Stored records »
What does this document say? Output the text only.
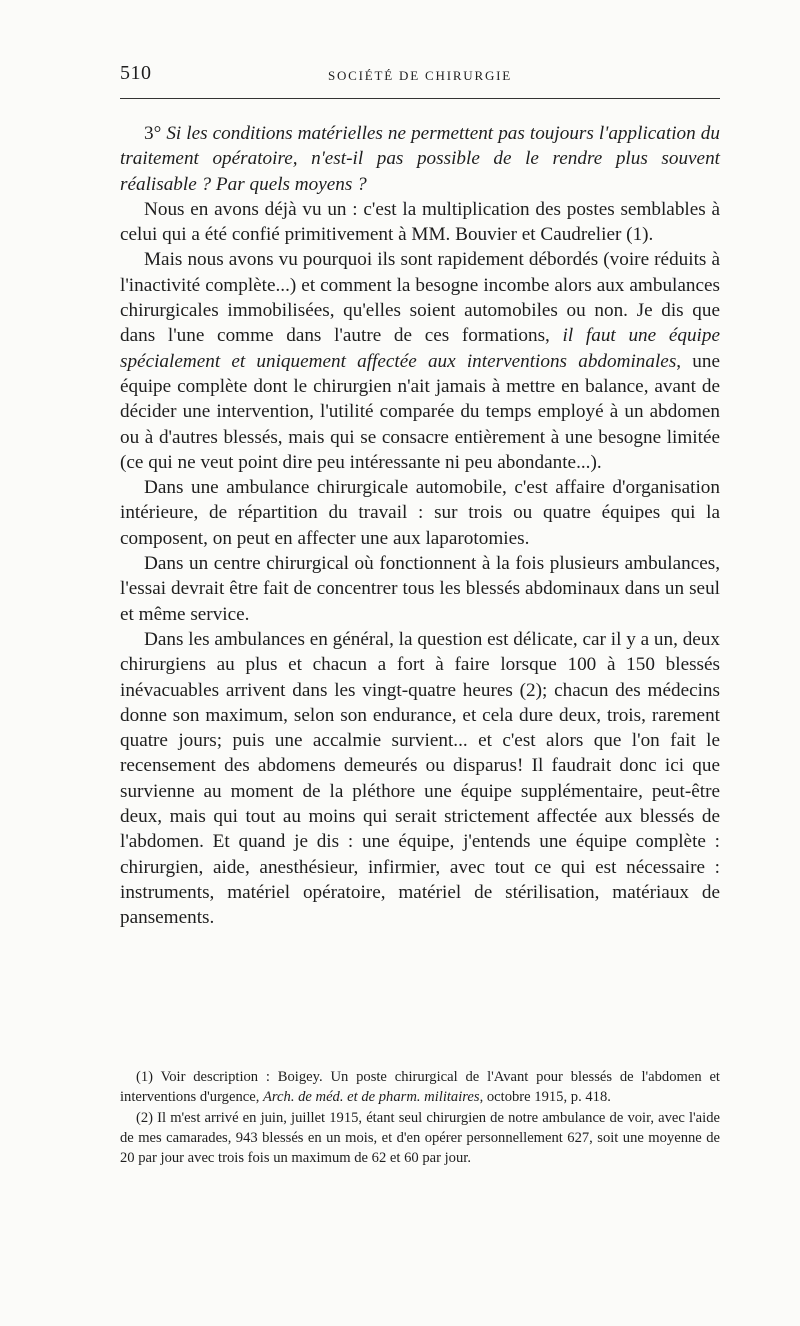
510	SOCIÉTÉ DE CHIRURGIE

3° Si les conditions matérielles ne permettent pas toujours l'application du traitement opératoire, n'est-il pas possible de le rendre plus souvent réalisable ? Par quels moyens ?

Nous en avons déjà vu un : c'est la multiplication des postes semblables à celui qui a été confié primitivement à MM. Bouvier et Caudrelier (1).

Mais nous avons vu pourquoi ils sont rapidement débordés (voire réduits à l'inactivité complète...) et comment la besogne incombe alors aux ambulances chirurgicales immobilisées, qu'elles soient automobiles ou non. Je dis que dans l'une comme dans l'autre de ces formations, il faut une équipe spécialement et uniquement affectée aux interventions abdominales, une équipe complète dont le chirurgien n'ait jamais à mettre en balance, avant de décider une intervention, l'utilité comparée du temps employé à un abdomen ou à d'autres blessés, mais qui se consacre entièrement à une besogne limitée (ce qui ne veut point dire peu intéressante ni peu abondante...).

Dans une ambulance chirurgicale automobile, c'est affaire d'organisation intérieure, de répartition du travail : sur trois ou quatre équipes qui la composent, on peut en affecter une aux laparotomies.

Dans un centre chirurgical où fonctionnent à la fois plusieurs ambulances, l'essai devrait être fait de concentrer tous les blessés abdominaux dans un seul et même service.

Dans les ambulances en général, la question est délicate, car il y a un, deux chirurgiens au plus et chacun a fort à faire lorsque 100 à 150 blessés inévacuables arrivent dans les vingt-quatre heures (2); chacun des médecins donne son maximum, selon son endurance, et cela dure deux, trois, rarement quatre jours; puis une accalmie survient... et c'est alors que l'on fait le recensement des abdomens demeurés ou disparus! Il faudrait donc ici que survienne au moment de la pléthore une équipe supplémentaire, peut-être deux, mais qui tout au moins qui serait strictement affectée aux blessés de l'abdomen. Et quand je dis : une équipe, j'entends une équipe complète : chirurgien, aide, anesthésieur, infirmier, avec tout ce qui est nécessaire : instruments, matériel opératoire, matériel de stérilisation, matériaux de pansements.

(1) Voir description : Boigey. Un poste chirurgical de l'Avant pour blessés de l'abdomen et interventions d'urgence, Arch. de méd. et de pharm. militaires, octobre 1915, p. 418.

(2) Il m'est arrivé en juin, juillet 1915, étant seul chirurgien de notre ambulance de voir, avec l'aide de mes camarades, 943 blessés en un mois, et d'en opérer personnellement 627, soit une moyenne de 20 par jour avec trois fois un maximum de 62 et 60 par jour.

EXERCISE TASK » Copy every line of the data word for word, omitting the images.

RESPONSE »
What does this document say? Output the text only.
510	SOCIÉTÉ DE CHIRURGIE

3° Si les conditions matérielles ne permettent pas toujours l'application du traitement opératoire, n'est-il pas possible de le rendre plus souvent réalisable ? Par quels moyens ?

Nous en avons déjà vu un : c'est la multiplication des postes semblables à celui qui a été confié primitivement à MM. Bouvier et Caudrelier (1).

Mais nous avons vu pourquoi ils sont rapidement débordés (voire réduits à l'inactivité complète...) et comment la besogne incombe alors aux ambulances chirurgicales immobilisées, qu'elles soient automobiles ou non. Je dis que dans l'une comme dans l'autre de ces formations, il faut une équipe spécialement et uniquement affectée aux interventions abdominales, une équipe complète dont le chirurgien n'ait jamais à mettre en balance, avant de décider une intervention, l'utilité comparée du temps employé à un abdomen ou à d'autres blessés, mais qui se consacre entièrement à une besogne limitée (ce qui ne veut point dire peu intéressante ni peu abondante...).

Dans une ambulance chirurgicale automobile, c'est affaire d'organisation intérieure, de répartition du travail : sur trois ou quatre équipes qui la composent, on peut en affecter une aux laparotomies.

Dans un centre chirurgical où fonctionnent à la fois plusieurs ambulances, l'essai devrait être fait de concentrer tous les blessés abdominaux dans un seul et même service.

Dans les ambulances en général, la question est délicate, car il y a un, deux chirurgiens au plus et chacun a fort à faire lorsque 100 à 150 blessés inévacuables arrivent dans les vingt-quatre heures (2); chacun des médecins donne son maximum, selon son endurance, et cela dure deux, trois, rarement quatre jours; puis une accalmie survient... et c'est alors que l'on fait le recensement des abdomens demeurés ou disparus! Il faudrait donc ici que survienne au moment de la pléthore une équipe supplémentaire, peut-être deux, mais qui tout au moins qui serait strictement affectée aux blessés de l'abdomen. Et quand je dis : une équipe, j'entends une équipe complète : chirurgien, aide, anesthésieur, infirmier, avec tout ce qui est nécessaire : instruments, matériel opératoire, matériel de stérilisation, matériaux de pansements.

(1) Voir description : Boigey. Un poste chirurgical de l'Avant pour blessés de l'abdomen et interventions d'urgence, Arch. de méd. et de pharm. militaires, octobre 1915, p. 418.

(2) Il m'est arrivé en juin, juillet 1915, étant seul chirurgien de notre ambulance de voir, avec l'aide de mes camarades, 943 blessés en un mois, et d'en opérer personnellement 627, soit une moyenne de 20 par jour avec trois fois un maximum de 62 et 60 par jour.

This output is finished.